---- RECORDS FOR THIS TASK
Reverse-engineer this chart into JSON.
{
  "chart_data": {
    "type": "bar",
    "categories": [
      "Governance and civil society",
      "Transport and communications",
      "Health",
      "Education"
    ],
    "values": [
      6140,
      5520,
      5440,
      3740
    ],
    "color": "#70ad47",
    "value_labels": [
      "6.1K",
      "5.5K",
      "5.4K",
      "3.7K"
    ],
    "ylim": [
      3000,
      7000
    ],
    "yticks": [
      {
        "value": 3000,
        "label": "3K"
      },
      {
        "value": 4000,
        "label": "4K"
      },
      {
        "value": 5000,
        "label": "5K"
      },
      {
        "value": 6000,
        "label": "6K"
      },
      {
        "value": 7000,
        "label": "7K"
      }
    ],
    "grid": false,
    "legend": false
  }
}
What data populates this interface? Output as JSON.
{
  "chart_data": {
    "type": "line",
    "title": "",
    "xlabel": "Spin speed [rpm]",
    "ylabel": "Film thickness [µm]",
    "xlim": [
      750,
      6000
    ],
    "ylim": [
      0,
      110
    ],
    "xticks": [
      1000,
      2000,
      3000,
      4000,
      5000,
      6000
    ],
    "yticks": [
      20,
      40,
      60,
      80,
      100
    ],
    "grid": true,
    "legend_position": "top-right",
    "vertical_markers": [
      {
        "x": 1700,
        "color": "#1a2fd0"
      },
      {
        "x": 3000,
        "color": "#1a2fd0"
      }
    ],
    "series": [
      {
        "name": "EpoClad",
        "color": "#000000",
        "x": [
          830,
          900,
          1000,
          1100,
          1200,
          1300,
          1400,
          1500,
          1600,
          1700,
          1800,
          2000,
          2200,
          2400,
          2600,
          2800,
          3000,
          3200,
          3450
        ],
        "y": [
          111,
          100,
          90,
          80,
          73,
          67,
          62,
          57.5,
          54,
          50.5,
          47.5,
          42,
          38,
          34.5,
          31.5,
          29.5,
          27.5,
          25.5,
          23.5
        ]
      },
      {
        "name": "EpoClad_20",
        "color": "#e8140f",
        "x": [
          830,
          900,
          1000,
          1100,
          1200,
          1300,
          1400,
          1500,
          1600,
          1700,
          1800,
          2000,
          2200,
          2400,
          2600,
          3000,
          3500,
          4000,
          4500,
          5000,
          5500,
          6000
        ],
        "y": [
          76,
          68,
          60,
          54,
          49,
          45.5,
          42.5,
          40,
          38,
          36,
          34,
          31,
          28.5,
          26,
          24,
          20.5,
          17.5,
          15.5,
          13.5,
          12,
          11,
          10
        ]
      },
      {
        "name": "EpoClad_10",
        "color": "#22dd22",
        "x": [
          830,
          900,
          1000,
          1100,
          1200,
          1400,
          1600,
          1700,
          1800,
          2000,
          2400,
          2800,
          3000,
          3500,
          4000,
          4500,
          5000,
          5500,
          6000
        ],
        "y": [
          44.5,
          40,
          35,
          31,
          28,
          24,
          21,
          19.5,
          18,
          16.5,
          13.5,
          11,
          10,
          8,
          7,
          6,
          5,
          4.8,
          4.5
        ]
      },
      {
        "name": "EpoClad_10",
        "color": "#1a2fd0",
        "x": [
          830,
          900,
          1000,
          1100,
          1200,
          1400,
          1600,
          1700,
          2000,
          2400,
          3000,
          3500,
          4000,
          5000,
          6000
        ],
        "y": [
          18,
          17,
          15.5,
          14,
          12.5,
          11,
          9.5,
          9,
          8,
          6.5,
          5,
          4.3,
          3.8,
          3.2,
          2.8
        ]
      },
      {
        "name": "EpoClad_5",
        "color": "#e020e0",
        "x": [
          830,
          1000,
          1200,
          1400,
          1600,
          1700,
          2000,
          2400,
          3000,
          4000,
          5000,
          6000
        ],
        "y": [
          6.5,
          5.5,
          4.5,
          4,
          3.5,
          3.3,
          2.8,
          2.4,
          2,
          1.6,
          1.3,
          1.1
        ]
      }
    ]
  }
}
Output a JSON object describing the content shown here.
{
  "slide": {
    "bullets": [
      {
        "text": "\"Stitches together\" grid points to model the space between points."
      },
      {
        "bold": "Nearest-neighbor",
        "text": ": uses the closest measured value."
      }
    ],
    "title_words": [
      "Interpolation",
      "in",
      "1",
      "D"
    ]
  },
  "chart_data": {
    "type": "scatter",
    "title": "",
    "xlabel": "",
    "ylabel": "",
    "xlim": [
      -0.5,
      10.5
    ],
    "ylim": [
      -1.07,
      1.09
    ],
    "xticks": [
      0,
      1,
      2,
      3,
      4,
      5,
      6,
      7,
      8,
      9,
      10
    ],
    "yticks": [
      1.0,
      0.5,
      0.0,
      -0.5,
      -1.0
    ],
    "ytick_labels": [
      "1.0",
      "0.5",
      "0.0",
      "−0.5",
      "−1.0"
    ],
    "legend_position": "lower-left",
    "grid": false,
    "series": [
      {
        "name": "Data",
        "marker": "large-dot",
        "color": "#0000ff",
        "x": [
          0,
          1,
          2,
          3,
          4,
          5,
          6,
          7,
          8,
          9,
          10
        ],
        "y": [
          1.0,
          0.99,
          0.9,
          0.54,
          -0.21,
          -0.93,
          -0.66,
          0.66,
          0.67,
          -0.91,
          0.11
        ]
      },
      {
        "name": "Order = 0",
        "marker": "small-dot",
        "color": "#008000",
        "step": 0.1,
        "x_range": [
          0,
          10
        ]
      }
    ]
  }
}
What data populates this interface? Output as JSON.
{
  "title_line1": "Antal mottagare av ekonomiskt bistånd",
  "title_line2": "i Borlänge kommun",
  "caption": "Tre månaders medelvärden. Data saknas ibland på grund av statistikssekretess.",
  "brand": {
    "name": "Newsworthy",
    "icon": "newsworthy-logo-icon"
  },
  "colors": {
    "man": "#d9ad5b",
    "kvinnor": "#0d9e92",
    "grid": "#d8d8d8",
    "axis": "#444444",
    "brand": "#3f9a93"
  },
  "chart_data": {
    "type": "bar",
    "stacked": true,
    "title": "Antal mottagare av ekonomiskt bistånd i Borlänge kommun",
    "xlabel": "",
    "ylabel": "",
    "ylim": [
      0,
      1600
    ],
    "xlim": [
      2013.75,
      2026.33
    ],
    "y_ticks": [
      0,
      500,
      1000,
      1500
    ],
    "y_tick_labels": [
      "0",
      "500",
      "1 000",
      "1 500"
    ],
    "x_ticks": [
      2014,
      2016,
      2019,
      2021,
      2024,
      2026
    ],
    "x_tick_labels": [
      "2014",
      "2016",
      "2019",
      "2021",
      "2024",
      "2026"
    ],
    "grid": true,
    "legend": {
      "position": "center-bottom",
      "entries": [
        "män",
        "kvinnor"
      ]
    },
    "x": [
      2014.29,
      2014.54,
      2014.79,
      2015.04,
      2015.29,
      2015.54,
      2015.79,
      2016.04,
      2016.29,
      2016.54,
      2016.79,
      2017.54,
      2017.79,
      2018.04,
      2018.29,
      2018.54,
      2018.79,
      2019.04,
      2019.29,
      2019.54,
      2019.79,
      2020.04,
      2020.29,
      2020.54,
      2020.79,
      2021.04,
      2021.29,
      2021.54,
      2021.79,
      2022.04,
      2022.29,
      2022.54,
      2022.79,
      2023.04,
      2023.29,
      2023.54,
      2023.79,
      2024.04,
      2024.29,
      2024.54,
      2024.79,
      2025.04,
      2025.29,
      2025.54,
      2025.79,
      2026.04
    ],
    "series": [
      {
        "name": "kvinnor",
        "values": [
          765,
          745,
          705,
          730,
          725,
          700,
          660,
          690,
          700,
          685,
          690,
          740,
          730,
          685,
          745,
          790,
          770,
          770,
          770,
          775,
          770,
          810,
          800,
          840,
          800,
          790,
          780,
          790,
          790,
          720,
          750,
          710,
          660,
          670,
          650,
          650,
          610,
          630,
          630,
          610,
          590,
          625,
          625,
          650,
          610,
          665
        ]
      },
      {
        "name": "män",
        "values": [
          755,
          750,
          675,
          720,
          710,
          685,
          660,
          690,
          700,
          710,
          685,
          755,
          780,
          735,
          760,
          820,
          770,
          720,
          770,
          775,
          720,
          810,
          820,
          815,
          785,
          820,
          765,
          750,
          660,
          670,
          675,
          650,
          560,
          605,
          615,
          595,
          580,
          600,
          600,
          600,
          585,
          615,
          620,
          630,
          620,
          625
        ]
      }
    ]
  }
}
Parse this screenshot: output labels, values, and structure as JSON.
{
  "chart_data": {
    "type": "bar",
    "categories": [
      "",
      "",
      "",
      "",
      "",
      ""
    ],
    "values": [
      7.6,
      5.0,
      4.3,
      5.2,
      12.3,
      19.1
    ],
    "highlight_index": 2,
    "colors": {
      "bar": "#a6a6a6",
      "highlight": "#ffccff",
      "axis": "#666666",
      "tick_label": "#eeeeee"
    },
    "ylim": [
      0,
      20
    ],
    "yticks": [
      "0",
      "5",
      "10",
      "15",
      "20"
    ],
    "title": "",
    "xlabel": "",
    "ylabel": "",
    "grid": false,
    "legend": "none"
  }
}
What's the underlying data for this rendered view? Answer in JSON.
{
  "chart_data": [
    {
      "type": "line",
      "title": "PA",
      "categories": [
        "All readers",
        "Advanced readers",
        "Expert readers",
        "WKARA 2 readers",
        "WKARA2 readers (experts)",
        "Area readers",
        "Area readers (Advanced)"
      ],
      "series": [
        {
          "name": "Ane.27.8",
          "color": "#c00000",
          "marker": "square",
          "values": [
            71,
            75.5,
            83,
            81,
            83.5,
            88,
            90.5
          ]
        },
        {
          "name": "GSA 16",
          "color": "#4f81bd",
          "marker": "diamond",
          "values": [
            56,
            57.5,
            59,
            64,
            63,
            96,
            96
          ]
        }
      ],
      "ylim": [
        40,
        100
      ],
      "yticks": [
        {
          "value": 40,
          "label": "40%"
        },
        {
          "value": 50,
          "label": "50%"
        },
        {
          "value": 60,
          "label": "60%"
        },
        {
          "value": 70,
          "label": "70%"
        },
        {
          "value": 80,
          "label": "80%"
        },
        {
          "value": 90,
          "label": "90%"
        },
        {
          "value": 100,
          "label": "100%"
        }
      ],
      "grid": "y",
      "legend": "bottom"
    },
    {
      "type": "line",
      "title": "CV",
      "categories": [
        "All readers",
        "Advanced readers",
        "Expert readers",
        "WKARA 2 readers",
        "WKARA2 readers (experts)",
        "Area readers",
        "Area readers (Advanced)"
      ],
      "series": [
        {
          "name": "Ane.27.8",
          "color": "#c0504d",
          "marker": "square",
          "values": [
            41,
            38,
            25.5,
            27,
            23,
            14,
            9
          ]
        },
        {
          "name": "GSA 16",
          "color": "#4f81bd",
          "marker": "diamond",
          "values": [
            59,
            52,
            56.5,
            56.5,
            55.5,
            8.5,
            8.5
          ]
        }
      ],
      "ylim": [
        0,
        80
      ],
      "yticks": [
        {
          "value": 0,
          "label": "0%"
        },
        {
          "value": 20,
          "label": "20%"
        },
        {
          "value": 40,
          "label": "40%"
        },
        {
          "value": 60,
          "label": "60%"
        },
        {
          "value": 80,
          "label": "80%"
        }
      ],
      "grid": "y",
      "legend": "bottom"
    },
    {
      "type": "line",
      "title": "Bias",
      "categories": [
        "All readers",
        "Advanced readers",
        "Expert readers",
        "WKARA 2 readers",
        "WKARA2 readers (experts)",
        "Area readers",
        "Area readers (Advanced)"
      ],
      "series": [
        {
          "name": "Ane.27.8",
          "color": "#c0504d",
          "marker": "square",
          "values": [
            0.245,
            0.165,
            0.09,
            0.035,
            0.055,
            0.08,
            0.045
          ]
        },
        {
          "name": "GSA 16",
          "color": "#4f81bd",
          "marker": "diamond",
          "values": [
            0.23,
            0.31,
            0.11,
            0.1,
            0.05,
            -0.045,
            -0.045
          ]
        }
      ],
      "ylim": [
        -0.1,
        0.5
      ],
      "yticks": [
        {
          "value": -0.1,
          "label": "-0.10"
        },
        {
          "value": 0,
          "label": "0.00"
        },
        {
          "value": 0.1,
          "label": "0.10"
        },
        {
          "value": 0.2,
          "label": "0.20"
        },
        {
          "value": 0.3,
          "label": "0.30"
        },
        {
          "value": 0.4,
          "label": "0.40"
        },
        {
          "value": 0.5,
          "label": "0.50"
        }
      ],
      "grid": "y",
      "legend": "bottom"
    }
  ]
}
--------
DIRECTIVE> Among the entries above, identify all lines with "kommun" and copy them.

SOLVED PROBLEM>
  "title_line2": "i Borlänge kommun",
    "title": "Antal mottagare av ekonomiskt bistånd i Borlänge kommun",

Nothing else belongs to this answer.